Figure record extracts
+-------+
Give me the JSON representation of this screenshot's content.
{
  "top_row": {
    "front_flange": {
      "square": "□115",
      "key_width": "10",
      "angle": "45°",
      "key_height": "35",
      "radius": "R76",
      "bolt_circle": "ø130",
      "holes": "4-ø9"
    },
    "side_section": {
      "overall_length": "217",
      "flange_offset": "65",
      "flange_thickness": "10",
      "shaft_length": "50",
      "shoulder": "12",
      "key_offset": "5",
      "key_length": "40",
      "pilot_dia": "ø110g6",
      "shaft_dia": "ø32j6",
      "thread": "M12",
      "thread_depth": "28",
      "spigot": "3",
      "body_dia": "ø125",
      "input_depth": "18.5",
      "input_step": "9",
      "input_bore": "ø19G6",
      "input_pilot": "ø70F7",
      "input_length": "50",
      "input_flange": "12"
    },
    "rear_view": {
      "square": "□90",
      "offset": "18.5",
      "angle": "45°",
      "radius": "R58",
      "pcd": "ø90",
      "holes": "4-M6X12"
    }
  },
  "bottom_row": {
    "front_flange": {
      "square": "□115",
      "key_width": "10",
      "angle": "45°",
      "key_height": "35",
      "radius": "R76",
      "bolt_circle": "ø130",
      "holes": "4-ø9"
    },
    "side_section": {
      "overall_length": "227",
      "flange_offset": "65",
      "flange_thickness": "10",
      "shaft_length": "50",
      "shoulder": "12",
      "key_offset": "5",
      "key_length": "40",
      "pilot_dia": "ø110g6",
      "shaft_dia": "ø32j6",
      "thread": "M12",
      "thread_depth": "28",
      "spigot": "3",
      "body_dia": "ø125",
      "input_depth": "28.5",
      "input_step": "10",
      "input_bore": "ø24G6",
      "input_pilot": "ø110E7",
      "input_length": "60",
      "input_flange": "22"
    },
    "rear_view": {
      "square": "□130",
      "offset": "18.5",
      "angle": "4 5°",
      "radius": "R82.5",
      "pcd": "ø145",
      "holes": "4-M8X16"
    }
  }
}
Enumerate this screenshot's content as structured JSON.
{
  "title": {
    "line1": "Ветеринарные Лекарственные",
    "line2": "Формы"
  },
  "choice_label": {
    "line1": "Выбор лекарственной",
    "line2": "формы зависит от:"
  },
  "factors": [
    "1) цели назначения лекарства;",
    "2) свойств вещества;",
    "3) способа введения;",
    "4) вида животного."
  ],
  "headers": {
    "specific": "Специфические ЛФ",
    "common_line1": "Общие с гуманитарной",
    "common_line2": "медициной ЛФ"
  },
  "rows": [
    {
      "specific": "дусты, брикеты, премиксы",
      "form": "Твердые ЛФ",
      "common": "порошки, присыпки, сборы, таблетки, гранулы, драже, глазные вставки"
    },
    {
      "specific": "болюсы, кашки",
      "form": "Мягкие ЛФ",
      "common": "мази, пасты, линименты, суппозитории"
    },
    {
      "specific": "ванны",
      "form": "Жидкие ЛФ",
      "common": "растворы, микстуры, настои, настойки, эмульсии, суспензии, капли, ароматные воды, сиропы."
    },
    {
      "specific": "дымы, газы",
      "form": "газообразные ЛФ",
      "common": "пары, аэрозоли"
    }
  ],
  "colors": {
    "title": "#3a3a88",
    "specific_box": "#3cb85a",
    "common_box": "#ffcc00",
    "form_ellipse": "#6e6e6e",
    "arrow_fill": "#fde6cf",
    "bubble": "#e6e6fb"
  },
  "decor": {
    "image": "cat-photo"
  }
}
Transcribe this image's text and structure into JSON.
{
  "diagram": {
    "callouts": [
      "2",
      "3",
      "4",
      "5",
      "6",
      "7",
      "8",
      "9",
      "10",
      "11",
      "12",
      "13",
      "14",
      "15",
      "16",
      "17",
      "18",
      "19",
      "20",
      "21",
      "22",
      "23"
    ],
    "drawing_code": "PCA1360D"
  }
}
+-------+
Stated task >>
Above are some records; repeat all of them exactly.

Exercise response >>
Give me the JSON representation of this screenshot's content.
{
  "top_row": {
    "front_flange": {
      "square": "□115",
      "key_width": "10",
      "angle": "45°",
      "key_height": "35",
      "radius": "R76",
      "bolt_circle": "ø130",
      "holes": "4-ø9"
    },
    "side_section": {
      "overall_length": "217",
      "flange_offset": "65",
      "flange_thickness": "10",
      "shaft_length": "50",
      "shoulder": "12",
      "key_offset": "5",
      "key_length": "40",
      "pilot_dia": "ø110g6",
      "shaft_dia": "ø32j6",
      "thread": "M12",
      "thread_depth": "28",
      "spigot": "3",
      "body_dia": "ø125",
      "input_depth": "18.5",
      "input_step": "9",
      "input_bore": "ø19G6",
      "input_pilot": "ø70F7",
      "input_length": "50",
      "input_flange": "12"
    },
    "rear_view": {
      "square": "□90",
      "offset": "18.5",
      "angle": "45°",
      "radius": "R58",
      "pcd": "ø90",
      "holes": "4-M6X12"
    }
  },
  "bottom_row": {
    "front_flange": {
      "square": "□115",
      "key_width": "10",
      "angle": "45°",
      "key_height": "35",
      "radius": "R76",
      "bolt_circle": "ø130",
      "holes": "4-ø9"
    },
    "side_section": {
      "overall_length": "227",
      "flange_offset": "65",
      "flange_thickness": "10",
      "shaft_length": "50",
      "shoulder": "12",
      "key_offset": "5",
      "key_length": "40",
      "pilot_dia": "ø110g6",
      "shaft_dia": "ø32j6",
      "thread": "M12",
      "thread_depth": "28",
      "spigot": "3",
      "body_dia": "ø125",
      "input_depth": "28.5",
      "input_step": "10",
      "input_bore": "ø24G6",
      "input_pilot": "ø110E7",
      "input_length": "60",
      "input_flange": "22"
    },
    "rear_view": {
      "square": "□130",
      "offset": "18.5",
      "angle": "4 5°",
      "radius": "R82.5",
      "pcd": "ø145",
      "holes": "4-M8X16"
    }
  }
}
Enumerate this screenshot's content as structured JSON.
{
  "title": {
    "line1": "Ветеринарные Лекарственные",
    "line2": "Формы"
  },
  "choice_label": {
    "line1": "Выбор лекарственной",
    "line2": "формы зависит от:"
  },
  "factors": [
    "1) цели назначения лекарства;",
    "2) свойств вещества;",
    "3) способа введения;",
    "4) вида животного."
  ],
  "headers": {
    "specific": "Специфические ЛФ",
    "common_line1": "Общие с гуманитарной",
    "common_line2": "медициной ЛФ"
  },
  "rows": [
    {
      "specific": "дусты, брикеты, премиксы",
      "form": "Твердые ЛФ",
      "common": "порошки, присыпки, сборы, таблетки, гранулы, драже, глазные вставки"
    },
    {
      "specific": "болюсы, кашки",
      "form": "Мягкие ЛФ",
      "common": "мази, пасты, линименты, суппозитории"
    },
    {
      "specific": "ванны",
      "form": "Жидкие ЛФ",
      "common": "растворы, микстуры, настои, настойки, эмульсии, суспензии, капли, ароматные воды, сиропы."
    },
    {
      "specific": "дымы, газы",
      "form": "газообразные ЛФ",
      "common": "пары, аэрозоли"
    }
  ],
  "colors": {
    "title": "#3a3a88",
    "specific_box": "#3cb85a",
    "common_box": "#ffcc00",
    "form_ellipse": "#6e6e6e",
    "arrow_fill": "#fde6cf",
    "bubble": "#e6e6fb"
  },
  "decor": {
    "image": "cat-photo"
  }
}
Transcribe this image's text and structure into JSON.
{
  "diagram": {
    "callouts": [
      "2",
      "3",
      "4",
      "5",
      "6",
      "7",
      "8",
      "9",
      "10",
      "11",
      "12",
      "13",
      "14",
      "15",
      "16",
      "17",
      "18",
      "19",
      "20",
      "21",
      "22",
      "23"
    ],
    "drawing_code": "PCA1360D"
  }
}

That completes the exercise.